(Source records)
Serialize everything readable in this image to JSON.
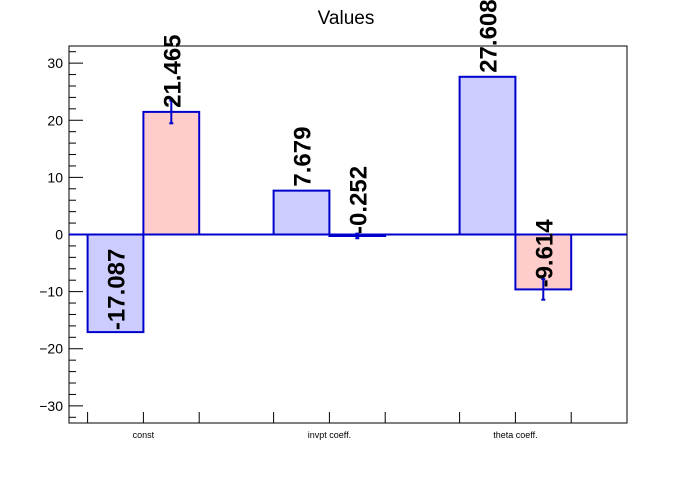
{
  "chart_data": {
    "type": "bar",
    "title": "Values",
    "xlabel": "",
    "ylabel": "",
    "ylim": [
      -33,
      33
    ],
    "yticks": [
      -30,
      -20,
      -10,
      0,
      10,
      20,
      30
    ],
    "ytick_labels": [
      "−30",
      "−20",
      "−10",
      "0",
      "10",
      "20",
      "30"
    ],
    "grid": false,
    "categories": [
      "const",
      "invpt coeff.",
      "theta coeff."
    ],
    "series": [
      {
        "color_fill": "#ccccff",
        "color_edge": "#0000cc",
        "values": [
          -17.087,
          7.679,
          27.608
        ],
        "value_labels": [
          "-17.087",
          "7.679",
          "27.608"
        ],
        "errors": [
          0,
          0,
          0
        ]
      },
      {
        "color_fill": "#ffcccc",
        "color_edge": "#0000cc",
        "values": [
          21.465,
          -0.252,
          -9.614
        ],
        "value_labels": [
          "21.465",
          "-0.252",
          "-9.614"
        ],
        "errors": [
          2.0,
          0.4,
          1.8
        ]
      }
    ],
    "zero_line_color": "#0000cc",
    "error_bar_color": "#0000cc"
  }
}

§ SET TASK
Copy out all of the data word for word. Do not carry over any picture.

§ COMPLETE OUTPUT
Serialize everything readable in this image to JSON.
{
  "chart_data": {
    "type": "bar",
    "title": "Values",
    "xlabel": "",
    "ylabel": "",
    "ylim": [
      -33,
      33
    ],
    "yticks": [
      -30,
      -20,
      -10,
      0,
      10,
      20,
      30
    ],
    "ytick_labels": [
      "−30",
      "−20",
      "−10",
      "0",
      "10",
      "20",
      "30"
    ],
    "grid": false,
    "categories": [
      "const",
      "invpt coeff.",
      "theta coeff."
    ],
    "series": [
      {
        "color_fill": "#ccccff",
        "color_edge": "#0000cc",
        "values": [
          -17.087,
          7.679,
          27.608
        ],
        "value_labels": [
          "-17.087",
          "7.679",
          "27.608"
        ],
        "errors": [
          0,
          0,
          0
        ]
      },
      {
        "color_fill": "#ffcccc",
        "color_edge": "#0000cc",
        "values": [
          21.465,
          -0.252,
          -9.614
        ],
        "value_labels": [
          "21.465",
          "-0.252",
          "-9.614"
        ],
        "errors": [
          2.0,
          0.4,
          1.8
        ]
      }
    ],
    "zero_line_color": "#0000cc",
    "error_bar_color": "#0000cc"
  }
}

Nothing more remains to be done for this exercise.